• **Exercise inputs**:
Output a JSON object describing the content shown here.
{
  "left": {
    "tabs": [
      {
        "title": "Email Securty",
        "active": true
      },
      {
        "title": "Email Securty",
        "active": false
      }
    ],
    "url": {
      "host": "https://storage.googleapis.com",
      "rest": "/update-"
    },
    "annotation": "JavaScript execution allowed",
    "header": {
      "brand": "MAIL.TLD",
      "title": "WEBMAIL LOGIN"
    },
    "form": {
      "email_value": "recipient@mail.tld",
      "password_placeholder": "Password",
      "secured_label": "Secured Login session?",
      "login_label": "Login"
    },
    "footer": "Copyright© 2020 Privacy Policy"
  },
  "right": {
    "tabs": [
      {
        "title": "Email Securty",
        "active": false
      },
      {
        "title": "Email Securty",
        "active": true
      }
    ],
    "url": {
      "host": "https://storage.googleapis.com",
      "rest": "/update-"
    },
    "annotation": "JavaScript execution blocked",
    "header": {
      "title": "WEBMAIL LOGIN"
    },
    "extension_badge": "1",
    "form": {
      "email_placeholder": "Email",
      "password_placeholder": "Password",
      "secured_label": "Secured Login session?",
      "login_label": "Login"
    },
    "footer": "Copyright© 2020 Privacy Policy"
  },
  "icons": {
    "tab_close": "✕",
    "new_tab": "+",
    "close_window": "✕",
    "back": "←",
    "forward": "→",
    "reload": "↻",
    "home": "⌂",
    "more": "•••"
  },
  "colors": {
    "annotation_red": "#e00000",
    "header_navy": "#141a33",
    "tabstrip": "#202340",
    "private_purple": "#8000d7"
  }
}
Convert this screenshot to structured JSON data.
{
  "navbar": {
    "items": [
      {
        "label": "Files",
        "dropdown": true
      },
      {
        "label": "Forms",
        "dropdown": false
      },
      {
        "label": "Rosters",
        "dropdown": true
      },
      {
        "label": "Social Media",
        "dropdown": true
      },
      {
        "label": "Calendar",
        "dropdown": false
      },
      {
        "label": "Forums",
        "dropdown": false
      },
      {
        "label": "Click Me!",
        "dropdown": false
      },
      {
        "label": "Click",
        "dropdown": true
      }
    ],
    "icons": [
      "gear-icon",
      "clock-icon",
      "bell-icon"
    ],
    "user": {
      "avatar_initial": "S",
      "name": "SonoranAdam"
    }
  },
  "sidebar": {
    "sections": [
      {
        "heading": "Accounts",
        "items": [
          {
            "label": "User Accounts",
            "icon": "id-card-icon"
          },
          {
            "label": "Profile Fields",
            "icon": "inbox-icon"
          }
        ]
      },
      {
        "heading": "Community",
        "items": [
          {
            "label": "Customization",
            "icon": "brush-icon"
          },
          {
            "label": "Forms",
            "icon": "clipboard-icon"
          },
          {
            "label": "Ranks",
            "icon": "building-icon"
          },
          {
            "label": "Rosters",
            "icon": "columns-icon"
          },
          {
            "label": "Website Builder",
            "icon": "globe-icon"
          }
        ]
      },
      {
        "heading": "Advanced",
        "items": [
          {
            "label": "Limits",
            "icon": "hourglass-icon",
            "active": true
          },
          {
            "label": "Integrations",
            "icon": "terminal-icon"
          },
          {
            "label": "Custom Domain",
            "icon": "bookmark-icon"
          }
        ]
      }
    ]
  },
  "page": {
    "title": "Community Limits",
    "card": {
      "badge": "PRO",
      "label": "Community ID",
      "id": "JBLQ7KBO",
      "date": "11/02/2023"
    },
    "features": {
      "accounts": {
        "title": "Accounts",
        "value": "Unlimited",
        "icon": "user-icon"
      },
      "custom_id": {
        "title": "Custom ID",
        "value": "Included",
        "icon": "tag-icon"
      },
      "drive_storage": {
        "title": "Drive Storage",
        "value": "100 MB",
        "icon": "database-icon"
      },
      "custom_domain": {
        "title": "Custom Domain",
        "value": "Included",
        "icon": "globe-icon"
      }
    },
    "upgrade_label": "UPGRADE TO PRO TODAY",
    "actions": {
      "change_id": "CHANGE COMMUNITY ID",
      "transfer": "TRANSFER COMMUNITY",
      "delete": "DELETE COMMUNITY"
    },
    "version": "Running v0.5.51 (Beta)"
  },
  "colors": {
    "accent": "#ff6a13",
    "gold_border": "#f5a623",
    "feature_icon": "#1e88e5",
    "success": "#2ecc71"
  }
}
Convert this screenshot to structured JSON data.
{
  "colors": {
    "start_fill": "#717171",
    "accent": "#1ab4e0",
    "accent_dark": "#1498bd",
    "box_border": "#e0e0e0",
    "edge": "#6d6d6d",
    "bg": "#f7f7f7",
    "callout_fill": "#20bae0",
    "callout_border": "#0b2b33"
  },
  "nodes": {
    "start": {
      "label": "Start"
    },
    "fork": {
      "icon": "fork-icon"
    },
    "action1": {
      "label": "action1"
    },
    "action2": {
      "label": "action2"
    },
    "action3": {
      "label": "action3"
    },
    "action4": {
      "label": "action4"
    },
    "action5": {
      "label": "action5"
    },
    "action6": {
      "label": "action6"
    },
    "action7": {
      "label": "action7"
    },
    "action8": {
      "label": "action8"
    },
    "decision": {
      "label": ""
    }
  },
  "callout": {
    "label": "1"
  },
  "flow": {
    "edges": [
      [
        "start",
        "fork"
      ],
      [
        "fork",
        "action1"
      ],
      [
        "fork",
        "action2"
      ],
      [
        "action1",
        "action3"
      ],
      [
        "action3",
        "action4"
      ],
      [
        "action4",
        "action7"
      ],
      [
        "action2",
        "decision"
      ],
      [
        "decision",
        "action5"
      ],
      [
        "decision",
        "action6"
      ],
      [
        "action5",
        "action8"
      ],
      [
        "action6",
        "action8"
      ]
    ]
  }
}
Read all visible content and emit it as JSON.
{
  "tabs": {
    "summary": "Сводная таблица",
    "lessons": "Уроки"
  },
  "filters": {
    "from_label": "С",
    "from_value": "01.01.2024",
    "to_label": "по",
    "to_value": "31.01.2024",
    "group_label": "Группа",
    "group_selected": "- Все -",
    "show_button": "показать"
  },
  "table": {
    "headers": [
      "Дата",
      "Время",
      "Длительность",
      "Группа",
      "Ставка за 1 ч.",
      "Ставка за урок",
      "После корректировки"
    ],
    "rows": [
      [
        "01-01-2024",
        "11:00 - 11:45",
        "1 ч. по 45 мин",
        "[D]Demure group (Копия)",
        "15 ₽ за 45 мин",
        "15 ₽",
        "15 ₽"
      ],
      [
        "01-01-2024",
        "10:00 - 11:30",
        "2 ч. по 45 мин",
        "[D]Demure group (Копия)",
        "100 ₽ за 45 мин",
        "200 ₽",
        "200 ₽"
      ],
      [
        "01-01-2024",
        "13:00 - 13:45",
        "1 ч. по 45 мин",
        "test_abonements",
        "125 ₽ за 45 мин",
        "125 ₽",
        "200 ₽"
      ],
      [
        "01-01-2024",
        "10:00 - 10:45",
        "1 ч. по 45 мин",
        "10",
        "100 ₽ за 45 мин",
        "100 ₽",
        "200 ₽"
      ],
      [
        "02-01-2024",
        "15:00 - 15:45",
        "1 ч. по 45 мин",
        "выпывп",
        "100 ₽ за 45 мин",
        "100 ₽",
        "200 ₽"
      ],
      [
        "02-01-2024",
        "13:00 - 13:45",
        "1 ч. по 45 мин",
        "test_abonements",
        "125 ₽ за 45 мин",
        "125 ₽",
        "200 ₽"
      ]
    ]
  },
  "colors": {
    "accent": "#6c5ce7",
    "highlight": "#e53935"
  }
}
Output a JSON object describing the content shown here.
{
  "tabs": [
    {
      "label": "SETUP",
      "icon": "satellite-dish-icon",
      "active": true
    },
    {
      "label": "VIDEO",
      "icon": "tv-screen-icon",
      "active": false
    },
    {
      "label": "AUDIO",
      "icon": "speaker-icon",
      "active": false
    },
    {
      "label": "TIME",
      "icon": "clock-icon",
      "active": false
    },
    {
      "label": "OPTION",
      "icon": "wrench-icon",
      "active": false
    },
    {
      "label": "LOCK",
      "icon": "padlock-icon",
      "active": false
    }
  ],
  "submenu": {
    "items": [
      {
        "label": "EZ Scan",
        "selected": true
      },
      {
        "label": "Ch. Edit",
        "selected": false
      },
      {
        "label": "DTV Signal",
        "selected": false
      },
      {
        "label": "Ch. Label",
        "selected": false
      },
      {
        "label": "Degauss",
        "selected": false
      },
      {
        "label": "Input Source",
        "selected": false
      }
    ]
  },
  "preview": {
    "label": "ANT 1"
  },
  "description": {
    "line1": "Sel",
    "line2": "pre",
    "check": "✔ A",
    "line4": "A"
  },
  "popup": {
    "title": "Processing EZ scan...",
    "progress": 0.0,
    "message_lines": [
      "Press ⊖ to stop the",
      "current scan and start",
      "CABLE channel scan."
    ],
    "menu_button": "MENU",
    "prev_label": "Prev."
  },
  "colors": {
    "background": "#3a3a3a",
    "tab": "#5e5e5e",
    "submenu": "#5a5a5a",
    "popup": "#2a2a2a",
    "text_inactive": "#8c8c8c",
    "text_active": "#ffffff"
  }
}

• **Set task**: Give every line of the material that includes the string "JavaScript".

• **Result for this task**:
    "annotation": "JavaScript execution allowed",
    "annotation": "JavaScript execution blocked",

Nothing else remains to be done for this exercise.